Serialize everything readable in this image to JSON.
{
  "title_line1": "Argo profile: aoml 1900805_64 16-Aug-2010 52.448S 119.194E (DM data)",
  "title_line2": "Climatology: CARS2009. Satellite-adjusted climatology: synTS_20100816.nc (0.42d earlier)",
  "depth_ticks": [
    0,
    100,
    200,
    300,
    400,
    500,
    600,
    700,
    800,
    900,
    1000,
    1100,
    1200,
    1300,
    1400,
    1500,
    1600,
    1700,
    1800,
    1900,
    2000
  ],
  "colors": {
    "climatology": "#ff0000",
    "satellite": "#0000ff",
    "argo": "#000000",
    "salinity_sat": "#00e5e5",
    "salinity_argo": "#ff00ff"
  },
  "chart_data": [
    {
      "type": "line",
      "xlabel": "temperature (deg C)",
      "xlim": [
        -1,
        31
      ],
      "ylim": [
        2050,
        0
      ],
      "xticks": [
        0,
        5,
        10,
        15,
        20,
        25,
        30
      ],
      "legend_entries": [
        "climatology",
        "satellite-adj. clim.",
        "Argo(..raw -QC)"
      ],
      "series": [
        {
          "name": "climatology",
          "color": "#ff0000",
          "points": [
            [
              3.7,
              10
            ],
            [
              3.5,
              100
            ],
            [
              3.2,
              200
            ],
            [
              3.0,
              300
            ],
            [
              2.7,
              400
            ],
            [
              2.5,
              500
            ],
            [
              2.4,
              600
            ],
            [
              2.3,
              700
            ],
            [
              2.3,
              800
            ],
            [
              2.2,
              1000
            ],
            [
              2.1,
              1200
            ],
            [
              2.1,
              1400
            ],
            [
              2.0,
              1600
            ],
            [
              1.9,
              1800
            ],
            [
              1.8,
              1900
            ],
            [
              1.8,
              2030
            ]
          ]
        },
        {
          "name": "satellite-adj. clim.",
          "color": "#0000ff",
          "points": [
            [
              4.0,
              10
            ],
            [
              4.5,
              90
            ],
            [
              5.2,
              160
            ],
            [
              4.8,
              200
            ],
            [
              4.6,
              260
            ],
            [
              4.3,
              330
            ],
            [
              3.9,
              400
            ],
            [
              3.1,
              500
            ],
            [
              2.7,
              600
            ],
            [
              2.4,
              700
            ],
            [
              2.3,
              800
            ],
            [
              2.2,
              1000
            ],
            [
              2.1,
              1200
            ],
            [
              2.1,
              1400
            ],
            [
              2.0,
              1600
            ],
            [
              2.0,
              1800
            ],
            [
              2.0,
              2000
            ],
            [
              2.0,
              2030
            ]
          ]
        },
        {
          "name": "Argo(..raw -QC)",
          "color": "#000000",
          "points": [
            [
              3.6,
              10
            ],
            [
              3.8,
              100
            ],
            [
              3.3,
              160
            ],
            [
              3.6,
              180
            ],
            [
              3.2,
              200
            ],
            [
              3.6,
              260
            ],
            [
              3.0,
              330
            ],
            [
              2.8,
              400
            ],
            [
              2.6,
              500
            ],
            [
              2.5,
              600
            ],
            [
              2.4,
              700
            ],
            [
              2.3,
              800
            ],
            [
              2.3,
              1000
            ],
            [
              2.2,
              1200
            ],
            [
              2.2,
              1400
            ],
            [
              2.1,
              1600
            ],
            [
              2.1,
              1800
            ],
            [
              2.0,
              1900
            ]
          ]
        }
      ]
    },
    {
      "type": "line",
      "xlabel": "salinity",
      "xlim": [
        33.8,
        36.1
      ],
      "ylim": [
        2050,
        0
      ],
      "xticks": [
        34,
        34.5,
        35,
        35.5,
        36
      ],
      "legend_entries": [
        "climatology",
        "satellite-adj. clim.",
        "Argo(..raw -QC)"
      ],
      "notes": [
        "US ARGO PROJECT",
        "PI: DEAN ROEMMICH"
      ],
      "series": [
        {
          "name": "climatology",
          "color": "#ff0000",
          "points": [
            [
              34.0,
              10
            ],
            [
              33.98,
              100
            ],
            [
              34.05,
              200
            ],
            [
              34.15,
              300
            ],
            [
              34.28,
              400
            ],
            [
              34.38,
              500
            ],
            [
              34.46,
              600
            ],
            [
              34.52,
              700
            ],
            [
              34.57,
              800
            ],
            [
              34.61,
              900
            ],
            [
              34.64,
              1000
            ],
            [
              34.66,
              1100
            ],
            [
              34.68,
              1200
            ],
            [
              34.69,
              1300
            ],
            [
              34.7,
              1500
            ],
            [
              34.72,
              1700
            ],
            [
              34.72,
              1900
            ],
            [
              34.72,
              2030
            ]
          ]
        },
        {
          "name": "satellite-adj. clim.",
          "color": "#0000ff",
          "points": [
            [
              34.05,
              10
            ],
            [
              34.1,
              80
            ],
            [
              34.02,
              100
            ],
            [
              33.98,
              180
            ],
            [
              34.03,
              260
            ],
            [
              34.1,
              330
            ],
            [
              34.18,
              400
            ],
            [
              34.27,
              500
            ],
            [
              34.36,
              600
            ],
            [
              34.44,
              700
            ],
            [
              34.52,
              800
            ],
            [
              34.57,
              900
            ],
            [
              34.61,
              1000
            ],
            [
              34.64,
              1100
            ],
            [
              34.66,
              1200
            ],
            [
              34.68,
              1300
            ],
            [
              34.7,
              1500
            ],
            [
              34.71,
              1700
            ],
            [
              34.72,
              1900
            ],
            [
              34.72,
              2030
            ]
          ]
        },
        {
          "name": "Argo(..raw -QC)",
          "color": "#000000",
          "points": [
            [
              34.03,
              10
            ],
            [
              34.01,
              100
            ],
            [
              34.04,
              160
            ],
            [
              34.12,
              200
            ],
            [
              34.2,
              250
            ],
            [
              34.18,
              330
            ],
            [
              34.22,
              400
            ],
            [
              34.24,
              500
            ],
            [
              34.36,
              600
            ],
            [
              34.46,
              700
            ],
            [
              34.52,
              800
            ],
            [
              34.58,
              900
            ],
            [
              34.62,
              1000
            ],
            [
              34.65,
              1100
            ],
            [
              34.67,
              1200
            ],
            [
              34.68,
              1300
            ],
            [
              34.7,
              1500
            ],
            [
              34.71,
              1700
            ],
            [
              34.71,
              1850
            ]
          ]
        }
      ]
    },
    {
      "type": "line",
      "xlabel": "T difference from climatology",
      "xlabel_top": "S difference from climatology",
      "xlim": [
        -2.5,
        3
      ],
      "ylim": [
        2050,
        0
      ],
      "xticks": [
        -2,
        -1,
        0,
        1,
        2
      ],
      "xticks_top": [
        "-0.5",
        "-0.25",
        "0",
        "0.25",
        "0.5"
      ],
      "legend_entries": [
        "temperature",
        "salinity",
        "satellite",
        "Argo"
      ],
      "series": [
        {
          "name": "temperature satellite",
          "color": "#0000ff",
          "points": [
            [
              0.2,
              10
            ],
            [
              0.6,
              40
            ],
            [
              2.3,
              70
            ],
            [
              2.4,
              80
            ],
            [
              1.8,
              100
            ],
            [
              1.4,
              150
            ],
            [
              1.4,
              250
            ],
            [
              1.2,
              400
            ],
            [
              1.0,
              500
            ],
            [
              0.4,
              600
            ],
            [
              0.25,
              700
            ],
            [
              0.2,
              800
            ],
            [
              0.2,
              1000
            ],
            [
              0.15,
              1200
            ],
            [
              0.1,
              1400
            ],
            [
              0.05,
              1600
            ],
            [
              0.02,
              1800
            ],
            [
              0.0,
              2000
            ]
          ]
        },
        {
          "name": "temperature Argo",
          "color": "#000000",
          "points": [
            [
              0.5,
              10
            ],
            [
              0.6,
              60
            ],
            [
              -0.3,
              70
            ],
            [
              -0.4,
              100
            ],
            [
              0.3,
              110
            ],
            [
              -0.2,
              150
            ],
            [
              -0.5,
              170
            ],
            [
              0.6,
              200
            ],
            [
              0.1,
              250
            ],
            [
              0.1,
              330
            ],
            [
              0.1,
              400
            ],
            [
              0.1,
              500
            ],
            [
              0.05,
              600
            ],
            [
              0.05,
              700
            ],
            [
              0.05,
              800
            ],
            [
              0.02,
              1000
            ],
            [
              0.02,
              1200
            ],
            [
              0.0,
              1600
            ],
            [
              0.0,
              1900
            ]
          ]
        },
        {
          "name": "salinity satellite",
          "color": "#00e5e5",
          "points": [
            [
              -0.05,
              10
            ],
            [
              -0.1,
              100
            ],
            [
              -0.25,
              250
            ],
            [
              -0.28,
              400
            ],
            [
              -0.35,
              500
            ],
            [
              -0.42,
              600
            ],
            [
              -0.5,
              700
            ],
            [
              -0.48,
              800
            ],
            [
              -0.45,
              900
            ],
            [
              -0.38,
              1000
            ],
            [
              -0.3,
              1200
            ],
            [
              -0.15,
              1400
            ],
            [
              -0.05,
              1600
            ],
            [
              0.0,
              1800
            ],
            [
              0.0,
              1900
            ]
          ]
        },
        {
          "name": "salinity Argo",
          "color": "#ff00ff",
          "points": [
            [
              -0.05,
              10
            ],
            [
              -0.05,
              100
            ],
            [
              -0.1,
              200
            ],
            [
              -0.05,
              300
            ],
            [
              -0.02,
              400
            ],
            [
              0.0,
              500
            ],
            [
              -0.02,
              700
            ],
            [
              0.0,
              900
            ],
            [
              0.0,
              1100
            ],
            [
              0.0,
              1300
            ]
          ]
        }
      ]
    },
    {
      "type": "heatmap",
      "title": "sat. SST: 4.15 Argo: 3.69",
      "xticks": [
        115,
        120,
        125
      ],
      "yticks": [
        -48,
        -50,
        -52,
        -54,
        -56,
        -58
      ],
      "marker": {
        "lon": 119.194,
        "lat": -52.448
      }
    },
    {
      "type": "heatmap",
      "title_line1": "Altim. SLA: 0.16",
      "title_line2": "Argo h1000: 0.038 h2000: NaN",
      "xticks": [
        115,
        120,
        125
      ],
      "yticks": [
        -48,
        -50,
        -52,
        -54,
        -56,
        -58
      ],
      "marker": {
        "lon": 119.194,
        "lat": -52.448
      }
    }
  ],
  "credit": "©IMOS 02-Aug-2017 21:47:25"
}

* [WHAT IS NEEDED]: Copy every line of the data that holds the string "temperature".

* [WRITTEN SOLUTION]:
      "xlabel": "temperature (deg C)",
        "temperature",
          "name": "temperature satellite",
          "name": "temperature Argo",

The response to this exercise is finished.